(DO THIS): What lines of the data include the string "التعدي"? Copy them all.

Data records
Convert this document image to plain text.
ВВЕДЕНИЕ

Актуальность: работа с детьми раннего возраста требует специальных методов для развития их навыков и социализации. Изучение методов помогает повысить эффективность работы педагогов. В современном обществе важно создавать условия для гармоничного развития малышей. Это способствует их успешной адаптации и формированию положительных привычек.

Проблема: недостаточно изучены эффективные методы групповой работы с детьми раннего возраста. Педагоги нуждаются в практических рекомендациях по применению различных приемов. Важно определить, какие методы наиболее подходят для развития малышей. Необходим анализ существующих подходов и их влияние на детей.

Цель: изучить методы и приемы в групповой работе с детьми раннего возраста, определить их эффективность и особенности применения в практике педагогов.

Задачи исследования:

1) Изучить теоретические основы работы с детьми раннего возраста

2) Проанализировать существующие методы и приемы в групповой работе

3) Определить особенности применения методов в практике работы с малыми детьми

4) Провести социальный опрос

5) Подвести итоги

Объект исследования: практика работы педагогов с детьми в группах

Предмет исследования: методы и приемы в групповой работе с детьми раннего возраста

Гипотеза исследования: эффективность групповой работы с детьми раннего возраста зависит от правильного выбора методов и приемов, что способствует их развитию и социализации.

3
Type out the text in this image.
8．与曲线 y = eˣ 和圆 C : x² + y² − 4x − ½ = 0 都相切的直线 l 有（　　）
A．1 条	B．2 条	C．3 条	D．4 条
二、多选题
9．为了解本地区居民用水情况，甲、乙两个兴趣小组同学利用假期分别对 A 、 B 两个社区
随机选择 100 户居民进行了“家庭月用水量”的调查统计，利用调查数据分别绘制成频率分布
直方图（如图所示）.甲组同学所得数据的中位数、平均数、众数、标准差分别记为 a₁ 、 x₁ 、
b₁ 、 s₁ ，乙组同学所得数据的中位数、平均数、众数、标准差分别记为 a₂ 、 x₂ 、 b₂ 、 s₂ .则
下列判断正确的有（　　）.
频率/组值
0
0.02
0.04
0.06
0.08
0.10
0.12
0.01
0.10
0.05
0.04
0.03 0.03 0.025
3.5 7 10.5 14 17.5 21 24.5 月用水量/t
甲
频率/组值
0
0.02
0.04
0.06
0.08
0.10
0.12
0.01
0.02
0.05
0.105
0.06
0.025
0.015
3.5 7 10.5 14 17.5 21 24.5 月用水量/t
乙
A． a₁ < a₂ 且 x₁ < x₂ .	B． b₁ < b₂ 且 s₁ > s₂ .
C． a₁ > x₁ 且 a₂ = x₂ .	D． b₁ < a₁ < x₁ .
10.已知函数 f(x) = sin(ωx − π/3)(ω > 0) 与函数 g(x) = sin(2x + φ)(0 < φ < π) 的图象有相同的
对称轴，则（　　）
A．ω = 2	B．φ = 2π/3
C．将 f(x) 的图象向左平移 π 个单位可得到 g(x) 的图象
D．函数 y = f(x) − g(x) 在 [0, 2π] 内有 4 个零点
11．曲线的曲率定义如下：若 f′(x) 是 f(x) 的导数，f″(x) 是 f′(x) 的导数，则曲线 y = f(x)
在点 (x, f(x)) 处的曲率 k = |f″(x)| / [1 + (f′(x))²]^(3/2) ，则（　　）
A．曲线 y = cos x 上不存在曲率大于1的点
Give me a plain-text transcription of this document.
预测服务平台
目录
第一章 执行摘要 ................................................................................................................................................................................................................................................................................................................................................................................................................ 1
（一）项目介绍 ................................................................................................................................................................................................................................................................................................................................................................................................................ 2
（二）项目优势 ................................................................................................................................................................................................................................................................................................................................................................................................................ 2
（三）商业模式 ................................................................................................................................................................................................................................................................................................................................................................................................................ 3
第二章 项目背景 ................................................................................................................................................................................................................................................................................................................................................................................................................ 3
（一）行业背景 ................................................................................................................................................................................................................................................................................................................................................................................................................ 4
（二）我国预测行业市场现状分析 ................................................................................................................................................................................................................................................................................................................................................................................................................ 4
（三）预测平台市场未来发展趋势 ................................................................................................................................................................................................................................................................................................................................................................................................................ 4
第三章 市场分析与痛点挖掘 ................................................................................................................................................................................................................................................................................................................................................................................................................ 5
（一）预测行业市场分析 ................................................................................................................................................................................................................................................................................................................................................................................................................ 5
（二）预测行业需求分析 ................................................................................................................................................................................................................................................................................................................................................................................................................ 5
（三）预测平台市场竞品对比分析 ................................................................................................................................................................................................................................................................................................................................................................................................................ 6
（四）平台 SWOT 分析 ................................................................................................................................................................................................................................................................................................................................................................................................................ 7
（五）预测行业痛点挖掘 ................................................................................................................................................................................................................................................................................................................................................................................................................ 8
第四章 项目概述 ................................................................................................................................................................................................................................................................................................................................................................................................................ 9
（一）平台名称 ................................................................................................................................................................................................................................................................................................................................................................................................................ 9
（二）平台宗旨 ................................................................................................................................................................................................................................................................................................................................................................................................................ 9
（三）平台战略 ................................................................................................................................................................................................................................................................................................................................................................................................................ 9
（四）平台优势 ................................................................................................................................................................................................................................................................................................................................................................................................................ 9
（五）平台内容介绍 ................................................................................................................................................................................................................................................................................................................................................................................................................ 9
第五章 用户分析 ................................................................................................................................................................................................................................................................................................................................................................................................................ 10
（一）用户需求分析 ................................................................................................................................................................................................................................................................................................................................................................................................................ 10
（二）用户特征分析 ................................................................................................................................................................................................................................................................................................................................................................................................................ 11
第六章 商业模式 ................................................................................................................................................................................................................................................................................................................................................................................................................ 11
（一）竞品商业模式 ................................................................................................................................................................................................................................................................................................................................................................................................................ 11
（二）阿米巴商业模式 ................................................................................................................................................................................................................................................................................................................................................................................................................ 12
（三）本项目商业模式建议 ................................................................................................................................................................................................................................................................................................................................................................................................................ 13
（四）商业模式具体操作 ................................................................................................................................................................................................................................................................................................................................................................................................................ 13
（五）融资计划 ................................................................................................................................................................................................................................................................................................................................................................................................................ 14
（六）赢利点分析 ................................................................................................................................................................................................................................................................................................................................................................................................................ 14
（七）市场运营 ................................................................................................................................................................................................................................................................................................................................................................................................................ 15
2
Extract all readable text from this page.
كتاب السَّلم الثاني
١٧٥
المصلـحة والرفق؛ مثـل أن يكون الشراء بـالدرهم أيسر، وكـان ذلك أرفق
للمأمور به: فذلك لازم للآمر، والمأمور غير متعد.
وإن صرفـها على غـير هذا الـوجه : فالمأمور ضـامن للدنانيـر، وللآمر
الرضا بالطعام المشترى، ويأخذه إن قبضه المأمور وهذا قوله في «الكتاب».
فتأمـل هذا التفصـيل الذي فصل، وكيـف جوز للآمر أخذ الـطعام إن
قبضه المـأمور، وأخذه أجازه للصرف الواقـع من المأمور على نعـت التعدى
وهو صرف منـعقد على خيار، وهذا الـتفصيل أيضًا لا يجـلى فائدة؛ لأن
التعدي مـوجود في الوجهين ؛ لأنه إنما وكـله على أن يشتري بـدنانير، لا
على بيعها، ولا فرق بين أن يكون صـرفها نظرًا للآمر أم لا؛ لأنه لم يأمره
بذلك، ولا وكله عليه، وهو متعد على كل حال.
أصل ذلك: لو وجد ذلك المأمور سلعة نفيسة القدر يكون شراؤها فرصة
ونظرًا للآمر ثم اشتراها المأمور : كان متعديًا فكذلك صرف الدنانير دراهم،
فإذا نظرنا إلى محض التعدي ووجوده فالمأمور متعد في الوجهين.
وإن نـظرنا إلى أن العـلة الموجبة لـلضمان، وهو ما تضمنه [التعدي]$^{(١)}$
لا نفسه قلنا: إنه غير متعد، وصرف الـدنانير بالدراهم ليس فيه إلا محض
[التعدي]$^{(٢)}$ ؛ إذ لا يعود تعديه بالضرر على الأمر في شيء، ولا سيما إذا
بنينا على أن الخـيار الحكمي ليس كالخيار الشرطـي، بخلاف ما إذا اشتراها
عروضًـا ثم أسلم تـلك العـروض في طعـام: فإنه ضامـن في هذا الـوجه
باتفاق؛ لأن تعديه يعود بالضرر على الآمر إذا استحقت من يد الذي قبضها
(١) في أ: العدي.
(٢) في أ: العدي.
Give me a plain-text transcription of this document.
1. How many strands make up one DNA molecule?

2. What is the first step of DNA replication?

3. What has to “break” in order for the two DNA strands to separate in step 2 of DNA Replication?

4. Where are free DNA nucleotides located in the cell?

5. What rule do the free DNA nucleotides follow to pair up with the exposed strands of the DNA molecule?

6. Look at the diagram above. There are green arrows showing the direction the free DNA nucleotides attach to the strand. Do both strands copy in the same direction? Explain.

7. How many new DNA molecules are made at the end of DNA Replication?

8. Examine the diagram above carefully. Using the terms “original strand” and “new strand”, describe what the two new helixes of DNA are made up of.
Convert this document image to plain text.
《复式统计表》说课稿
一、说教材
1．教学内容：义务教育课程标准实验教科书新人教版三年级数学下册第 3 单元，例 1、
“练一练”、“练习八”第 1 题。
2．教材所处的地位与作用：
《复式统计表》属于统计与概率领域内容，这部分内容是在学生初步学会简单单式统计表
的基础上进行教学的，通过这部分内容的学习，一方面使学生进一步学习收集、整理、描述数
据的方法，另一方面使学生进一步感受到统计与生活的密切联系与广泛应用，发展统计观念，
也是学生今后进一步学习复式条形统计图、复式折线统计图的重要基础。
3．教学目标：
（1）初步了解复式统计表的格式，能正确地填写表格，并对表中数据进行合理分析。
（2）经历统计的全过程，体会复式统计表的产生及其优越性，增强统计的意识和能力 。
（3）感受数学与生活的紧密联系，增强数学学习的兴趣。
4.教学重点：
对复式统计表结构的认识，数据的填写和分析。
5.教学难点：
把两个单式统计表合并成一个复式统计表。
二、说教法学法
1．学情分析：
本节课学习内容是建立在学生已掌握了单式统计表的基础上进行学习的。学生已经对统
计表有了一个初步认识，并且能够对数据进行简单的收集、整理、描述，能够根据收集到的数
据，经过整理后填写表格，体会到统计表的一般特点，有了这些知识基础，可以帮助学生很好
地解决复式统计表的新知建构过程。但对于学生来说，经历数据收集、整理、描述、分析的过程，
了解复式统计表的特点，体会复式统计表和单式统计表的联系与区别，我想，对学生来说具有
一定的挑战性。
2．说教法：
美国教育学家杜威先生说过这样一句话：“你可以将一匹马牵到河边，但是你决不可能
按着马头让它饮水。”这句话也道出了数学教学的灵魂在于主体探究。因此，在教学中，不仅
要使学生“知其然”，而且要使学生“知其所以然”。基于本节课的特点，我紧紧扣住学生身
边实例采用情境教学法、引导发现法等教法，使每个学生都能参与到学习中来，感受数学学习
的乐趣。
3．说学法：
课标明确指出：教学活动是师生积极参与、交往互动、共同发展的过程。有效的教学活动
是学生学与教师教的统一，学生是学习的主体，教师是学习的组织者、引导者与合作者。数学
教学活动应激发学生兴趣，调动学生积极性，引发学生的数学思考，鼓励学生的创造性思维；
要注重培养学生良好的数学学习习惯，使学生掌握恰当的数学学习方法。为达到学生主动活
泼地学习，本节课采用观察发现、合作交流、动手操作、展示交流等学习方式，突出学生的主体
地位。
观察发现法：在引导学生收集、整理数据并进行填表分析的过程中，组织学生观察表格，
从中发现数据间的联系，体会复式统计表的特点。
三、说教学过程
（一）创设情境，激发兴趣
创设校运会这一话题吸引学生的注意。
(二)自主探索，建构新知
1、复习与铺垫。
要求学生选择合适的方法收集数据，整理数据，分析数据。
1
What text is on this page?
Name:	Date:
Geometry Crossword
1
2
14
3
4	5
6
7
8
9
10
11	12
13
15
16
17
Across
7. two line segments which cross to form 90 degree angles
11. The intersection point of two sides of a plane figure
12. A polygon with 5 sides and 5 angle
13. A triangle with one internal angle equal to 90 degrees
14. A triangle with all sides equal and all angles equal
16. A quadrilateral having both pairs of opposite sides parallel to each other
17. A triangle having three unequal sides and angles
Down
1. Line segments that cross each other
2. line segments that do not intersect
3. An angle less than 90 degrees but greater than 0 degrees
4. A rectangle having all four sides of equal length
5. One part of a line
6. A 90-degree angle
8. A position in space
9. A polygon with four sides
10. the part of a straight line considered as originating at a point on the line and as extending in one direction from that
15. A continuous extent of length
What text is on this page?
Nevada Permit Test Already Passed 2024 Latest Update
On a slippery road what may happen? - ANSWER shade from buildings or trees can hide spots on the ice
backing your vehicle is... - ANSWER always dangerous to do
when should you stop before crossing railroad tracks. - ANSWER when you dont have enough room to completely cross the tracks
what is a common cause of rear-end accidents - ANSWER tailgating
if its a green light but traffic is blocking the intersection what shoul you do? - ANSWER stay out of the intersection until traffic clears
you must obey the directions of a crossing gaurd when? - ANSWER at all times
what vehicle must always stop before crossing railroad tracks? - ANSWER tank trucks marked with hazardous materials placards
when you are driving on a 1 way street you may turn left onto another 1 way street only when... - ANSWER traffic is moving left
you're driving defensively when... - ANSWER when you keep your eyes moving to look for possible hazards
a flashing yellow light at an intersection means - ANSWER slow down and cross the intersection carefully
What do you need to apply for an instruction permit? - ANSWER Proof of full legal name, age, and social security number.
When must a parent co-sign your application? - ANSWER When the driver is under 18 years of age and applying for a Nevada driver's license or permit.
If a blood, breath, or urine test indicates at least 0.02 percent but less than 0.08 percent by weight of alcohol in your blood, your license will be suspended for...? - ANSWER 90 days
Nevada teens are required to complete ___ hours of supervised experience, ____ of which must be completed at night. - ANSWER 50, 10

(RESPONSE TO THIS TASK):
التعدي مـوجود في الوجهين ؛ لأنه إنما وكـله على أن يشتري بـدنانير، لا
فإذا نظرنا إلى محض التعدي ووجوده فالمأمور متعد في الوجهين.
وإن نـظرنا إلى أن العـلة الموجبة لـلضمان، وهو ما تضمنه [التعدي]$^{(١)}$
[التعدي]$^{(٢)}$ ؛ إذ لا يعود تعديه بالضرر على الأمر في شيء، ولا سيما إذا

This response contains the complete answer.